(Data listing)
## BEGIN

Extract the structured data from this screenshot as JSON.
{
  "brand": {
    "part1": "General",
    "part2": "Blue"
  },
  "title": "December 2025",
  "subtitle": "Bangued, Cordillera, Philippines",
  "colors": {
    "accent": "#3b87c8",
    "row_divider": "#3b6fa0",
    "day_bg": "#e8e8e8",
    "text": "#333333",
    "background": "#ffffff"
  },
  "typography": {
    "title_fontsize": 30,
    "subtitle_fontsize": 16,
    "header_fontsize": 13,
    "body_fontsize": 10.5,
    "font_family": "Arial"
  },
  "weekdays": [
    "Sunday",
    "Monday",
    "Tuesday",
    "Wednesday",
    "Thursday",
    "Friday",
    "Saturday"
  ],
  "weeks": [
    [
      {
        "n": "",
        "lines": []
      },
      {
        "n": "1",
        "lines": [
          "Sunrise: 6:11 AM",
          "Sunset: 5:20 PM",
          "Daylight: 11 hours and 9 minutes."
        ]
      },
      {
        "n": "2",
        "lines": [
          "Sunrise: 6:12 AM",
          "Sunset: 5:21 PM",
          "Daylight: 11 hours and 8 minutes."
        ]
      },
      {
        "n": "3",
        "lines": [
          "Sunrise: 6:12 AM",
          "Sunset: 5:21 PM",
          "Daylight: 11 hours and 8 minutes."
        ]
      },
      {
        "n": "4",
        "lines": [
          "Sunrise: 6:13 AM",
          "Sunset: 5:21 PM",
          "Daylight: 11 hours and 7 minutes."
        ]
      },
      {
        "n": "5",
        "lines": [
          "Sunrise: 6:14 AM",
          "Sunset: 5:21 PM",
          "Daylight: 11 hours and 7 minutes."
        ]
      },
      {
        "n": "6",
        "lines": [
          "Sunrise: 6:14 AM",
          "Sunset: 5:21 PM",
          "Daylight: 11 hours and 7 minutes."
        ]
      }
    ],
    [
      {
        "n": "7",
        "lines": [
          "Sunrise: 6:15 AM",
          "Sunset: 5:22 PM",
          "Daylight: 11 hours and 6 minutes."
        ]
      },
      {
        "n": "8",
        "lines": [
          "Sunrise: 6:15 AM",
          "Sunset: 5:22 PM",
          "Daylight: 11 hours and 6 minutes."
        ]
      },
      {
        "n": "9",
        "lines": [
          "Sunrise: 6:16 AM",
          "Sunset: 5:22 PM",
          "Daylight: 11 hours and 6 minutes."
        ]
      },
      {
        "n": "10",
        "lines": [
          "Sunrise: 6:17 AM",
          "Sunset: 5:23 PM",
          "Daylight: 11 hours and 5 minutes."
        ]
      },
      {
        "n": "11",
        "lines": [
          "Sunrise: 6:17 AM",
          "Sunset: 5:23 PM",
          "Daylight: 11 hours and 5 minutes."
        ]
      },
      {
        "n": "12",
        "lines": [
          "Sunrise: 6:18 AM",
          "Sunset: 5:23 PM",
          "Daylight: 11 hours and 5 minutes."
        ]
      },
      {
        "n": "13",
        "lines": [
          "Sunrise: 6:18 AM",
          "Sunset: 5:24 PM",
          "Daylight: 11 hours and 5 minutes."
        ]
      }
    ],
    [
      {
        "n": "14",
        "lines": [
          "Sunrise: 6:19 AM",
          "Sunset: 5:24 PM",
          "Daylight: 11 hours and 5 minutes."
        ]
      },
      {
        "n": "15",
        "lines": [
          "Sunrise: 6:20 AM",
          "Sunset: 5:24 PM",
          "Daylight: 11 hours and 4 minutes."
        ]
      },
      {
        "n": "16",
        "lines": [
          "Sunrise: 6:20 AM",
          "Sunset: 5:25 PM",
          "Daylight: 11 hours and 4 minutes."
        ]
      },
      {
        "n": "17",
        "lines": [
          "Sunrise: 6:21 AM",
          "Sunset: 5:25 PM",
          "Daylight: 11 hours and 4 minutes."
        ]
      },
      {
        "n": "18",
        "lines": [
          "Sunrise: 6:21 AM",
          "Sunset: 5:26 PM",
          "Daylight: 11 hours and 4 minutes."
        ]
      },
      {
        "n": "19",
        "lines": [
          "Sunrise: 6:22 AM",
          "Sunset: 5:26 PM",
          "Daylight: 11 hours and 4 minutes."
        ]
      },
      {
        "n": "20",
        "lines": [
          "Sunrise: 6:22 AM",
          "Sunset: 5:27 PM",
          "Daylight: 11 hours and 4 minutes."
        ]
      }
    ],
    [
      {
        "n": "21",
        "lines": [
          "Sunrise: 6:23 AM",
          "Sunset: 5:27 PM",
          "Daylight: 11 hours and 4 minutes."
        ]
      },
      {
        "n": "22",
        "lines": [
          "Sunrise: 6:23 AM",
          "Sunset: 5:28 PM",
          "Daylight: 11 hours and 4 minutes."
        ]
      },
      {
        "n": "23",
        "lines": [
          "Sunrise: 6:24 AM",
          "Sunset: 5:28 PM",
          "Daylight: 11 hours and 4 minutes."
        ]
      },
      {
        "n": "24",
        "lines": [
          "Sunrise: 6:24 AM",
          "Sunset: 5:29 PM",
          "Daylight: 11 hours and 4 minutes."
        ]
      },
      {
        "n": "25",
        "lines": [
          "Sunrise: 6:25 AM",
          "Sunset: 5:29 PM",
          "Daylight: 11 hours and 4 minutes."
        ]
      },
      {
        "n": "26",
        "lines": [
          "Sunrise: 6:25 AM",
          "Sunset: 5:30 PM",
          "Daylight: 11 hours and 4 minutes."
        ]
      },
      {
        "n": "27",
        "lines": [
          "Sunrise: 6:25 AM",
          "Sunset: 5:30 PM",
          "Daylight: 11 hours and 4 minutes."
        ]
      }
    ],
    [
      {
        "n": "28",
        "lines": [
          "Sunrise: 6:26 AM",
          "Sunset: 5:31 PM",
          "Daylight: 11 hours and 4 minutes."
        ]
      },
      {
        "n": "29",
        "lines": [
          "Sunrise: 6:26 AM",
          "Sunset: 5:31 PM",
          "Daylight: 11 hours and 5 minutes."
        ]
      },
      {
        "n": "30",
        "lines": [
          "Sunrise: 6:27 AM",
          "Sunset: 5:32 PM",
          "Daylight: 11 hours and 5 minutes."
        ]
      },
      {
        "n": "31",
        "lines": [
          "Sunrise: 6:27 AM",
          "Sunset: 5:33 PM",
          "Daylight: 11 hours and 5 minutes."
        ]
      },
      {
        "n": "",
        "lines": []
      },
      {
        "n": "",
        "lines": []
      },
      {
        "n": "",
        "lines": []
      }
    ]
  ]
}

## END

■ Given request ■
Copy out all the entries shown above, character for character.

■ The reply ■
Extract the structured data from this screenshot as JSON.
{
  "brand": {
    "part1": "General",
    "part2": "Blue"
  },
  "title": "December 2025",
  "subtitle": "Bangued, Cordillera, Philippines",
  "colors": {
    "accent": "#3b87c8",
    "row_divider": "#3b6fa0",
    "day_bg": "#e8e8e8",
    "text": "#333333",
    "background": "#ffffff"
  },
  "typography": {
    "title_fontsize": 30,
    "subtitle_fontsize": 16,
    "header_fontsize": 13,
    "body_fontsize": 10.5,
    "font_family": "Arial"
  },
  "weekdays": [
    "Sunday",
    "Monday",
    "Tuesday",
    "Wednesday",
    "Thursday",
    "Friday",
    "Saturday"
  ],
  "weeks": [
    [
      {
        "n": "",
        "lines": []
      },
      {
        "n": "1",
        "lines": [
          "Sunrise: 6:11 AM",
          "Sunset: 5:20 PM",
          "Daylight: 11 hours and 9 minutes."
        ]
      },
      {
        "n": "2",
        "lines": [
          "Sunrise: 6:12 AM",
          "Sunset: 5:21 PM",
          "Daylight: 11 hours and 8 minutes."
        ]
      },
      {
        "n": "3",
        "lines": [
          "Sunrise: 6:12 AM",
          "Sunset: 5:21 PM",
          "Daylight: 11 hours and 8 minutes."
        ]
      },
      {
        "n": "4",
        "lines": [
          "Sunrise: 6:13 AM",
          "Sunset: 5:21 PM",
          "Daylight: 11 hours and 7 minutes."
        ]
      },
      {
        "n": "5",
        "lines": [
          "Sunrise: 6:14 AM",
          "Sunset: 5:21 PM",
          "Daylight: 11 hours and 7 minutes."
        ]
      },
      {
        "n": "6",
        "lines": [
          "Sunrise: 6:14 AM",
          "Sunset: 5:21 PM",
          "Daylight: 11 hours and 7 minutes."
        ]
      }
    ],
    [
      {
        "n": "7",
        "lines": [
          "Sunrise: 6:15 AM",
          "Sunset: 5:22 PM",
          "Daylight: 11 hours and 6 minutes."
        ]
      },
      {
        "n": "8",
        "lines": [
          "Sunrise: 6:15 AM",
          "Sunset: 5:22 PM",
          "Daylight: 11 hours and 6 minutes."
        ]
      },
      {
        "n": "9",
        "lines": [
          "Sunrise: 6:16 AM",
          "Sunset: 5:22 PM",
          "Daylight: 11 hours and 6 minutes."
        ]
      },
      {
        "n": "10",
        "lines": [
          "Sunrise: 6:17 AM",
          "Sunset: 5:23 PM",
          "Daylight: 11 hours and 5 minutes."
        ]
      },
      {
        "n": "11",
        "lines": [
          "Sunrise: 6:17 AM",
          "Sunset: 5:23 PM",
          "Daylight: 11 hours and 5 minutes."
        ]
      },
      {
        "n": "12",
        "lines": [
          "Sunrise: 6:18 AM",
          "Sunset: 5:23 PM",
          "Daylight: 11 hours and 5 minutes."
        ]
      },
      {
        "n": "13",
        "lines": [
          "Sunrise: 6:18 AM",
          "Sunset: 5:24 PM",
          "Daylight: 11 hours and 5 minutes."
        ]
      }
    ],
    [
      {
        "n": "14",
        "lines": [
          "Sunrise: 6:19 AM",
          "Sunset: 5:24 PM",
          "Daylight: 11 hours and 5 minutes."
        ]
      },
      {
        "n": "15",
        "lines": [
          "Sunrise: 6:20 AM",
          "Sunset: 5:24 PM",
          "Daylight: 11 hours and 4 minutes."
        ]
      },
      {
        "n": "16",
        "lines": [
          "Sunrise: 6:20 AM",
          "Sunset: 5:25 PM",
          "Daylight: 11 hours and 4 minutes."
        ]
      },
      {
        "n": "17",
        "lines": [
          "Sunrise: 6:21 AM",
          "Sunset: 5:25 PM",
          "Daylight: 11 hours and 4 minutes."
        ]
      },
      {
        "n": "18",
        "lines": [
          "Sunrise: 6:21 AM",
          "Sunset: 5:26 PM",
          "Daylight: 11 hours and 4 minutes."
        ]
      },
      {
        "n": "19",
        "lines": [
          "Sunrise: 6:22 AM",
          "Sunset: 5:26 PM",
          "Daylight: 11 hours and 4 minutes."
        ]
      },
      {
        "n": "20",
        "lines": [
          "Sunrise: 6:22 AM",
          "Sunset: 5:27 PM",
          "Daylight: 11 hours and 4 minutes."
        ]
      }
    ],
    [
      {
        "n": "21",
        "lines": [
          "Sunrise: 6:23 AM",
          "Sunset: 5:27 PM",
          "Daylight: 11 hours and 4 minutes."
        ]
      },
      {
        "n": "22",
        "lines": [
          "Sunrise: 6:23 AM",
          "Sunset: 5:28 PM",
          "Daylight: 11 hours and 4 minutes."
        ]
      },
      {
        "n": "23",
        "lines": [
          "Sunrise: 6:24 AM",
          "Sunset: 5:28 PM",
          "Daylight: 11 hours and 4 minutes."
        ]
      },
      {
        "n": "24",
        "lines": [
          "Sunrise: 6:24 AM",
          "Sunset: 5:29 PM",
          "Daylight: 11 hours and 4 minutes."
        ]
      },
      {
        "n": "25",
        "lines": [
          "Sunrise: 6:25 AM",
          "Sunset: 5:29 PM",
          "Daylight: 11 hours and 4 minutes."
        ]
      },
      {
        "n": "26",
        "lines": [
          "Sunrise: 6:25 AM",
          "Sunset: 5:30 PM",
          "Daylight: 11 hours and 4 minutes."
        ]
      },
      {
        "n": "27",
        "lines": [
          "Sunrise: 6:25 AM",
          "Sunset: 5:30 PM",
          "Daylight: 11 hours and 4 minutes."
        ]
      }
    ],
    [
      {
        "n": "28",
        "lines": [
          "Sunrise: 6:26 AM",
          "Sunset: 5:31 PM",
          "Daylight: 11 hours and 4 minutes."
        ]
      },
      {
        "n": "29",
        "lines": [
          "Sunrise: 6:26 AM",
          "Sunset: 5:31 PM",
          "Daylight: 11 hours and 5 minutes."
        ]
      },
      {
        "n": "30",
        "lines": [
          "Sunrise: 6:27 AM",
          "Sunset: 5:32 PM",
          "Daylight: 11 hours and 5 minutes."
        ]
      },
      {
        "n": "31",
        "lines": [
          "Sunrise: 6:27 AM",
          "Sunset: 5:33 PM",
          "Daylight: 11 hours and 5 minutes."
        ]
      },
      {
        "n": "",
        "lines": []
      },
      {
        "n": "",
        "lines": []
      },
      {
        "n": "",
        "lines": []
      }
    ]
  ]
}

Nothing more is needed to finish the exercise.